** Begin Given information **

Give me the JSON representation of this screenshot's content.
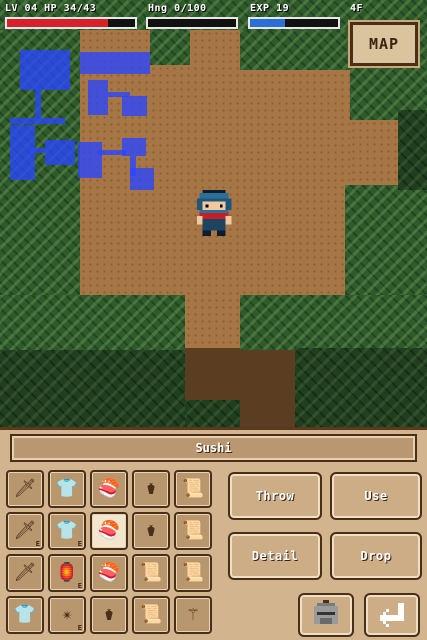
{
  "hud": {
    "level_hp": "LV 04 HP 34/43",
    "hunger": "Hng 0/100",
    "exp": "EXP 19",
    "floor": "4F",
    "hp_fraction": 0.79,
    "hunger_fraction": 0.0,
    "exp_fraction": 0.4,
    "map_button": "MAP"
  },
  "colors": {
    "hp_bar": "#d8202a",
    "hunger_bar": "#3c3c3c",
    "exp_bar": "#2a6fd8",
    "minimap": "#2846ff"
  },
  "inventory": {
    "selected_item_name": "Sushi",
    "slots": [
      {
        "icon": "sword-icon",
        "glyph": "🗡",
        "equipped": false
      },
      {
        "icon": "armor-icon",
        "glyph": "👕",
        "equipped": false
      },
      {
        "icon": "sushi-icon",
        "glyph": "🍣",
        "equipped": false
      },
      {
        "icon": "pot-icon",
        "glyph": "⚱",
        "equipped": false
      },
      {
        "icon": "scroll-icon",
        "glyph": "📜",
        "equipped": false
      },
      {
        "icon": "sword-icon",
        "glyph": "🗡",
        "equipped": true
      },
      {
        "icon": "armor-icon",
        "glyph": "👕",
        "equipped": true
      },
      {
        "icon": "sushi-icon",
        "glyph": "🍣",
        "equipped": false
      },
      {
        "icon": "pot-icon",
        "glyph": "⚱",
        "equipped": false
      },
      {
        "icon": "scroll-icon",
        "glyph": "📜",
        "equipped": false
      },
      {
        "icon": "sword-icon",
        "glyph": "🗡",
        "equipped": false
      },
      {
        "icon": "lantern-icon",
        "glyph": "🏮",
        "equipped": true
      },
      {
        "icon": "sushi-icon",
        "glyph": "🍣",
        "equipped": false
      },
      {
        "icon": "scroll-icon",
        "glyph": "📜",
        "equipped": false
      },
      {
        "icon": "scroll-icon",
        "glyph": "📜",
        "equipped": false
      },
      {
        "icon": "armor-icon",
        "glyph": "👕",
        "equipped": false
      },
      {
        "icon": "shuriken-icon",
        "glyph": "✴",
        "equipped": true
      },
      {
        "icon": "pot-icon",
        "glyph": "⚱",
        "equipped": false
      },
      {
        "icon": "scroll-icon",
        "glyph": "📜",
        "equipped": false
      },
      {
        "icon": "staff-icon",
        "glyph": "⚚",
        "equipped": false
      }
    ],
    "selected_index": 7,
    "equipped_mark": "E"
  },
  "actions": {
    "throw": "Throw",
    "use": "Use",
    "detail": "Detail",
    "drop": "Drop"
  }
}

** End Given information **

Exercise:
Without the pictures, output the full listing exactly as it stands.

Result of this task:
Give me the JSON representation of this screenshot's content.
{
  "hud": {
    "level_hp": "LV 04 HP 34/43",
    "hunger": "Hng 0/100",
    "exp": "EXP 19",
    "floor": "4F",
    "hp_fraction": 0.79,
    "hunger_fraction": 0.0,
    "exp_fraction": 0.4,
    "map_button": "MAP"
  },
  "colors": {
    "hp_bar": "#d8202a",
    "hunger_bar": "#3c3c3c",
    "exp_bar": "#2a6fd8",
    "minimap": "#2846ff"
  },
  "inventory": {
    "selected_item_name": "Sushi",
    "slots": [
      {
        "icon": "sword-icon",
        "glyph": "🗡",
        "equipped": false
      },
      {
        "icon": "armor-icon",
        "glyph": "👕",
        "equipped": false
      },
      {
        "icon": "sushi-icon",
        "glyph": "🍣",
        "equipped": false
      },
      {
        "icon": "pot-icon",
        "glyph": "⚱",
        "equipped": false
      },
      {
        "icon": "scroll-icon",
        "glyph": "📜",
        "equipped": false
      },
      {
        "icon": "sword-icon",
        "glyph": "🗡",
        "equipped": true
      },
      {
        "icon": "armor-icon",
        "glyph": "👕",
        "equipped": true
      },
      {
        "icon": "sushi-icon",
        "glyph": "🍣",
        "equipped": false
      },
      {
        "icon": "pot-icon",
        "glyph": "⚱",
        "equipped": false
      },
      {
        "icon": "scroll-icon",
        "glyph": "📜",
        "equipped": false
      },
      {
        "icon": "sword-icon",
        "glyph": "🗡",
        "equipped": false
      },
      {
        "icon": "lantern-icon",
        "glyph": "🏮",
        "equipped": true
      },
      {
        "icon": "sushi-icon",
        "glyph": "🍣",
        "equipped": false
      },
      {
        "icon": "scroll-icon",
        "glyph": "📜",
        "equipped": false
      },
      {
        "icon": "scroll-icon",
        "glyph": "📜",
        "equipped": false
      },
      {
        "icon": "armor-icon",
        "glyph": "👕",
        "equipped": false
      },
      {
        "icon": "shuriken-icon",
        "glyph": "✴",
        "equipped": true
      },
      {
        "icon": "pot-icon",
        "glyph": "⚱",
        "equipped": false
      },
      {
        "icon": "scroll-icon",
        "glyph": "📜",
        "equipped": false
      },
      {
        "icon": "staff-icon",
        "glyph": "⚚",
        "equipped": false
      }
    ],
    "selected_index": 7,
    "equipped_mark": "E"
  },
  "actions": {
    "throw": "Throw",
    "use": "Use",
    "detail": "Detail",
    "drop": "Drop"
  }
}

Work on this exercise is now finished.